Task
Could you copy, word for word, only the lines from the one containing "Read all visible content and emit it as JSON." through the last line of the records below, both included?

Exercise material
· · · ·

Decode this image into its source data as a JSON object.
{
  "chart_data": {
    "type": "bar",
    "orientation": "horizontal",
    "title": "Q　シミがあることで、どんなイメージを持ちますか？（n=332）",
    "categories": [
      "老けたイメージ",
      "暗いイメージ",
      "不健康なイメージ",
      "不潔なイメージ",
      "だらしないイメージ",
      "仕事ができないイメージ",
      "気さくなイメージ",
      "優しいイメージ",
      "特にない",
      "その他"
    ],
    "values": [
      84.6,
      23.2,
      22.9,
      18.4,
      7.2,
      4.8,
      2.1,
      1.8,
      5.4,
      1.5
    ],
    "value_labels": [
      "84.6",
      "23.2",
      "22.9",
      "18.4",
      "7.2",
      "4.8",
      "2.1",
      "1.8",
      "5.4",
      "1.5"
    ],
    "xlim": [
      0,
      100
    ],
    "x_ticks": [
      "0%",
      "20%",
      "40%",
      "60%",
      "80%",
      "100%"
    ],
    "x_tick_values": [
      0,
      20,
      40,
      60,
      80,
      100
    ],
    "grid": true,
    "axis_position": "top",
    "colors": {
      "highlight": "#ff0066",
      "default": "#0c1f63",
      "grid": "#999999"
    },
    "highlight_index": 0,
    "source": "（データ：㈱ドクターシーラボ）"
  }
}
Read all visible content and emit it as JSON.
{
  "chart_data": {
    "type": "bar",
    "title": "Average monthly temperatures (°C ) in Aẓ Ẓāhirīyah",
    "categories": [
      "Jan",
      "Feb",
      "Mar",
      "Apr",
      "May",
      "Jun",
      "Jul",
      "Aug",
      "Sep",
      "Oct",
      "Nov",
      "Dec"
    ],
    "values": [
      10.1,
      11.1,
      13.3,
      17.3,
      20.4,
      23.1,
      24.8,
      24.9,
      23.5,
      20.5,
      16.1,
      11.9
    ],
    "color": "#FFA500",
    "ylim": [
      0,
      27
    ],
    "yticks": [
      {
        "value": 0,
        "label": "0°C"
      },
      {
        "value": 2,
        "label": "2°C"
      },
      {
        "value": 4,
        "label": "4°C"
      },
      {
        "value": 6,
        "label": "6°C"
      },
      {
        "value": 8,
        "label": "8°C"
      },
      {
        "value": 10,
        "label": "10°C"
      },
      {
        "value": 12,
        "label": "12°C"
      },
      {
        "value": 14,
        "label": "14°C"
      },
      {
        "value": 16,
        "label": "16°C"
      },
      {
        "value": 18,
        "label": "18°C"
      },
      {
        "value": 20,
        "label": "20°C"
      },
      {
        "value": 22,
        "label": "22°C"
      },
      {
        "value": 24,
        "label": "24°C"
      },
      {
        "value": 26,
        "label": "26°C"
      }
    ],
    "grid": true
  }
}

· · · ·

Answer
Read all visible content and emit it as JSON.
{
  "chart_data": {
    "type": "bar",
    "title": "Average monthly temperatures (°C ) in Aẓ Ẓāhirīyah",
    "categories": [
      "Jan",
      "Feb",
      "Mar",
      "Apr",
      "May",
      "Jun",
      "Jul",
      "Aug",
      "Sep",
      "Oct",
      "Nov",
      "Dec"
    ],
    "values": [
      10.1,
      11.1,
      13.3,
      17.3,
      20.4,
      23.1,
      24.8,
      24.9,
      23.5,
      20.5,
      16.1,
      11.9
    ],
    "color": "#FFA500",
    "ylim": [
      0,
      27
    ],
    "yticks": [
      {
        "value": 0,
        "label": "0°C"
      },
      {
        "value": 2,
        "label": "2°C"
      },
      {
        "value": 4,
        "label": "4°C"
      },
      {
        "value": 6,
        "label": "6°C"
      },
      {
        "value": 8,
        "label": "8°C"
      },
      {
        "value": 10,
        "label": "10°C"
      },
      {
        "value": 12,
        "label": "12°C"
      },
      {
        "value": 14,
        "label": "14°C"
      },
      {
        "value": 16,
        "label": "16°C"
      },
      {
        "value": 18,
        "label": "18°C"
      },
      {
        "value": 20,
        "label": "20°C"
      },
      {
        "value": 22,
        "label": "22°C"
      },
      {
        "value": 24,
        "label": "24°C"
      },
      {
        "value": 26,
        "label": "26°C"
      }
    ],
    "grid": true
  }
}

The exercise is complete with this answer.